═════ Data ═════

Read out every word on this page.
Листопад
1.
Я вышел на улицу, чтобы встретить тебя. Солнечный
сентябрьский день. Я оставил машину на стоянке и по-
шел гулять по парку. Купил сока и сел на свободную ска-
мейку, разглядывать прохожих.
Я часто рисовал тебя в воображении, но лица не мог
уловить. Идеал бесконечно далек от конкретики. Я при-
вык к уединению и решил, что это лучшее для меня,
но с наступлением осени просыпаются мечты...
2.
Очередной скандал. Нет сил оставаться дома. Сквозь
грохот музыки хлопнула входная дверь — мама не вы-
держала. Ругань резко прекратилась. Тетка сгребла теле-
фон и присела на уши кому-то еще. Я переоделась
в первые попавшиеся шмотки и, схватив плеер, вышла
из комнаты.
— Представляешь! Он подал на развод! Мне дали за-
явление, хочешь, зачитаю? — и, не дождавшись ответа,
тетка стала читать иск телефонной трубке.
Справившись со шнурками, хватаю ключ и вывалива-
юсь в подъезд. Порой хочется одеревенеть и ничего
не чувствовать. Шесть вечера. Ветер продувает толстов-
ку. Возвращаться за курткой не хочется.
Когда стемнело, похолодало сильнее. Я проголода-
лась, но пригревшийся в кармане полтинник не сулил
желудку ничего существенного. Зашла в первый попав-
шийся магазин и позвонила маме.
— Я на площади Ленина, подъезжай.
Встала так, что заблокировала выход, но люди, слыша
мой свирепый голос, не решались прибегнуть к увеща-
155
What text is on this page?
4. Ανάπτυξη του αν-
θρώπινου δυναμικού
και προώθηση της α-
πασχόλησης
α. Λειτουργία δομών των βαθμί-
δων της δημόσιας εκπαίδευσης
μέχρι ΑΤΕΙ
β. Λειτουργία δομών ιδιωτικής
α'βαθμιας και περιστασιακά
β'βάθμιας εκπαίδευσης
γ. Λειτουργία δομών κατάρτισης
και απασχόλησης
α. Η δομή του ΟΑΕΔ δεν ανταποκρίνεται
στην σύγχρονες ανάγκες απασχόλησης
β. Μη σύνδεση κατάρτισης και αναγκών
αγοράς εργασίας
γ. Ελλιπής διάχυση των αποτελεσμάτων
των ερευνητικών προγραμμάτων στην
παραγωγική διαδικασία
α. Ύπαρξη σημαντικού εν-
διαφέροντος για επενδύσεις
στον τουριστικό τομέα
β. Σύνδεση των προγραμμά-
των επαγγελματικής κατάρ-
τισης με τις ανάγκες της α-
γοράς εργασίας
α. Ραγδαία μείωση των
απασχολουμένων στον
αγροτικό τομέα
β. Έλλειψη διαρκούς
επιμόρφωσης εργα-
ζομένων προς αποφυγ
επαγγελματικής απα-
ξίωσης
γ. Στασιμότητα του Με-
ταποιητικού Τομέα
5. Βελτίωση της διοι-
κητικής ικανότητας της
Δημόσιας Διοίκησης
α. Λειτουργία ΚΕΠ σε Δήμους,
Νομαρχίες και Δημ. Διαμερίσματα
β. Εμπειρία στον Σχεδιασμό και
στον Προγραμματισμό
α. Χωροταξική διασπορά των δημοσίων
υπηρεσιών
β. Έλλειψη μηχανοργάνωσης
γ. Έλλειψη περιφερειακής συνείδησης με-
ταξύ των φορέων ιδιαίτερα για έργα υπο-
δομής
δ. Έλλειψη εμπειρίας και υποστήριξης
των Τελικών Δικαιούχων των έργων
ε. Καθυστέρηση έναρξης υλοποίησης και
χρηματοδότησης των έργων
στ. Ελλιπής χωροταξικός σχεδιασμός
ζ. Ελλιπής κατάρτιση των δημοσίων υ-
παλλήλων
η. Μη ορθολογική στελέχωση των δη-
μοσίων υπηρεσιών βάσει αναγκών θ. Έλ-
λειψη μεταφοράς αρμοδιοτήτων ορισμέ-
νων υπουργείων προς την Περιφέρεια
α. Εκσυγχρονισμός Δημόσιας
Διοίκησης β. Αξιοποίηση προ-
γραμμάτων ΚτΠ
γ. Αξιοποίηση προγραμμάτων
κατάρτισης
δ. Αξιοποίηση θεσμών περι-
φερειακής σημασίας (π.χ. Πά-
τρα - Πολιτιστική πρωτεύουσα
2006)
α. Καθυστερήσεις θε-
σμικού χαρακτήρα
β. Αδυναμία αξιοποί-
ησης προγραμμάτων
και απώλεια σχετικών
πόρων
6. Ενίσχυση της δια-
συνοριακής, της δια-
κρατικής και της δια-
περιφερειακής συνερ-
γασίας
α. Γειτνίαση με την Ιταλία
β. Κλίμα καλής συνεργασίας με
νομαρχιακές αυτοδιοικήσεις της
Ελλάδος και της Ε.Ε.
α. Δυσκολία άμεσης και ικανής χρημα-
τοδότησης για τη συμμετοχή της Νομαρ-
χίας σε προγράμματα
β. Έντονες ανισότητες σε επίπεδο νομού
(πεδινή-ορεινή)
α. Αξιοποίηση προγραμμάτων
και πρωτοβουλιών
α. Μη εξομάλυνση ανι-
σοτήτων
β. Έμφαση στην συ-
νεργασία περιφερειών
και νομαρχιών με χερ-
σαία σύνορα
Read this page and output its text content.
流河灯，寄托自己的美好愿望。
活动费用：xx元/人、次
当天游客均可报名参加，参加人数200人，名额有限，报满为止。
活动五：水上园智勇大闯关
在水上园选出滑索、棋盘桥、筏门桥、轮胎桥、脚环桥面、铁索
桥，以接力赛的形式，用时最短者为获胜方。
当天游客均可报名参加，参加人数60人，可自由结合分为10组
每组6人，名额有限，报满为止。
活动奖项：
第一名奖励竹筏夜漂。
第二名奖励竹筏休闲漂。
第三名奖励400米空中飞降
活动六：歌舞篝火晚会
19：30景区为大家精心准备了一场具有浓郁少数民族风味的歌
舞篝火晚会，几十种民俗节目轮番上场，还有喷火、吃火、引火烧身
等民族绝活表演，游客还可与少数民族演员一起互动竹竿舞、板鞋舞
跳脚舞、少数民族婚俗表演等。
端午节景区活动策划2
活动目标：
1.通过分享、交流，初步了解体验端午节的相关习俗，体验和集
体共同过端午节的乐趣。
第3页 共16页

═════

Each record should come back exactly as written.

# Task output:
Read out every word on this page.
Листопад
1.
Я вышел на улицу, чтобы встретить тебя. Солнечный
сентябрьский день. Я оставил машину на стоянке и по-
шел гулять по парку. Купил сока и сел на свободную ска-
мейку, разглядывать прохожих.
Я часто рисовал тебя в воображении, но лица не мог
уловить. Идеал бесконечно далек от конкретики. Я при-
вык к уединению и решил, что это лучшее для меня,
но с наступлением осени просыпаются мечты...
2.
Очередной скандал. Нет сил оставаться дома. Сквозь
грохот музыки хлопнула входная дверь — мама не вы-
держала. Ругань резко прекратилась. Тетка сгребла теле-
фон и присела на уши кому-то еще. Я переоделась
в первые попавшиеся шмотки и, схватив плеер, вышла
из комнаты.
— Представляешь! Он подал на развод! Мне дали за-
явление, хочешь, зачитаю? — и, не дождавшись ответа,
тетка стала читать иск телефонной трубке.
Справившись со шнурками, хватаю ключ и вывалива-
юсь в подъезд. Порой хочется одеревенеть и ничего
не чувствовать. Шесть вечера. Ветер продувает толстов-
ку. Возвращаться за курткой не хочется.
Когда стемнело, похолодало сильнее. Я проголода-
лась, но пригревшийся в кармане полтинник не сулил
желудку ничего существенного. Зашла в первый попав-
шийся магазин и позвонила маме.
— Я на площади Ленина, подъезжай.
Встала так, что заблокировала выход, но люди, слыша
мой свирепый голос, не решались прибегнуть к увеща-
155
What text is on this page?
4. Ανάπτυξη του αν-
θρώπινου δυναμικού
και προώθηση της α-
πασχόλησης
α. Λειτουργία δομών των βαθμί-
δων της δημόσιας εκπαίδευσης
μέχρι ΑΤΕΙ
β. Λειτουργία δομών ιδιωτικής
α'βαθμιας και περιστασιακά
β'βάθμιας εκπαίδευσης
γ. Λειτουργία δομών κατάρτισης
και απασχόλησης
α. Η δομή του ΟΑΕΔ δεν ανταποκρίνεται
στην σύγχρονες ανάγκες απασχόλησης
β. Μη σύνδεση κατάρτισης και αναγκών
αγοράς εργασίας
γ. Ελλιπής διάχυση των αποτελεσμάτων
των ερευνητικών προγραμμάτων στην
παραγωγική διαδικασία
α. Ύπαρξη σημαντικού εν-
διαφέροντος για επενδύσεις
στον τουριστικό τομέα
β. Σύνδεση των προγραμμά-
των επαγγελματικής κατάρ-
τισης με τις ανάγκες της α-
γοράς εργασίας
α. Ραγδαία μείωση των
απασχολουμένων στον
αγροτικό τομέα
β. Έλλειψη διαρκούς
επιμόρφωσης εργα-
ζομένων προς αποφυγ
επαγγελματικής απα-
ξίωσης
γ. Στασιμότητα του Με-
ταποιητικού Τομέα
5. Βελτίωση της διοι-
κητικής ικανότητας της
Δημόσιας Διοίκησης
α. Λειτουργία ΚΕΠ σε Δήμους,
Νομαρχίες και Δημ. Διαμερίσματα
β. Εμπειρία στον Σχεδιασμό και
στον Προγραμματισμό
α. Χωροταξική διασπορά των δημοσίων
υπηρεσιών
β. Έλλειψη μηχανοργάνωσης
γ. Έλλειψη περιφερειακής συνείδησης με-
ταξύ των φορέων ιδιαίτερα για έργα υπο-
δομής
δ. Έλλειψη εμπειρίας και υποστήριξης
των Τελικών Δικαιούχων των έργων
ε. Καθυστέρηση έναρξης υλοποίησης και
χρηματοδότησης των έργων
στ. Ελλιπής χωροταξικός σχεδιασμός
ζ. Ελλιπής κατάρτιση των δημοσίων υ-
παλλήλων
η. Μη ορθολογική στελέχωση των δη-
μοσίων υπηρεσιών βάσει αναγκών θ. Έλ-
λειψη μεταφοράς αρμοδιοτήτων ορισμέ-
νων υπουργείων προς την Περιφέρεια
α. Εκσυγχρονισμός Δημόσιας
Διοίκησης β. Αξιοποίηση προ-
γραμμάτων ΚτΠ
γ. Αξιοποίηση προγραμμάτων
κατάρτισης
δ. Αξιοποίηση θεσμών περι-
φερειακής σημασίας (π.χ. Πά-
τρα - Πολιτιστική πρωτεύουσα
2006)
α. Καθυστερήσεις θε-
σμικού χαρακτήρα
β. Αδυναμία αξιοποί-
ησης προγραμμάτων
και απώλεια σχετικών
πόρων
6. Ενίσχυση της δια-
συνοριακής, της δια-
κρατικής και της δια-
περιφερειακής συνερ-
γασίας
α. Γειτνίαση με την Ιταλία
β. Κλίμα καλής συνεργασίας με
νομαρχιακές αυτοδιοικήσεις της
Ελλάδος και της Ε.Ε.
α. Δυσκολία άμεσης και ικανής χρημα-
τοδότησης για τη συμμετοχή της Νομαρ-
χίας σε προγράμματα
β. Έντονες ανισότητες σε επίπεδο νομού
(πεδινή-ορεινή)
α. Αξιοποίηση προγραμμάτων
και πρωτοβουλιών
α. Μη εξομάλυνση ανι-
σοτήτων
β. Έμφαση στην συ-
νεργασία περιφερειών
και νομαρχιών με χερ-
σαία σύνορα
Read this page and output its text content.
流河灯，寄托自己的美好愿望。
活动费用：xx元/人、次
当天游客均可报名参加，参加人数200人，名额有限，报满为止。
活动五：水上园智勇大闯关
在水上园选出滑索、棋盘桥、筏门桥、轮胎桥、脚环桥面、铁索
桥，以接力赛的形式，用时最短者为获胜方。
当天游客均可报名参加，参加人数60人，可自由结合分为10组
每组6人，名额有限，报满为止。
活动奖项：
第一名奖励竹筏夜漂。
第二名奖励竹筏休闲漂。
第三名奖励400米空中飞降
活动六：歌舞篝火晚会
19：30景区为大家精心准备了一场具有浓郁少数民族风味的歌
舞篝火晚会，几十种民俗节目轮番上场，还有喷火、吃火、引火烧身
等民族绝活表演，游客还可与少数民族演员一起互动竹竿舞、板鞋舞
跳脚舞、少数民族婚俗表演等。
端午节景区活动策划2
活动目标：
1.通过分享、交流，初步了解体验端午节的相关习俗，体验和集
体共同过端午节的乐趣。
第3页 共16页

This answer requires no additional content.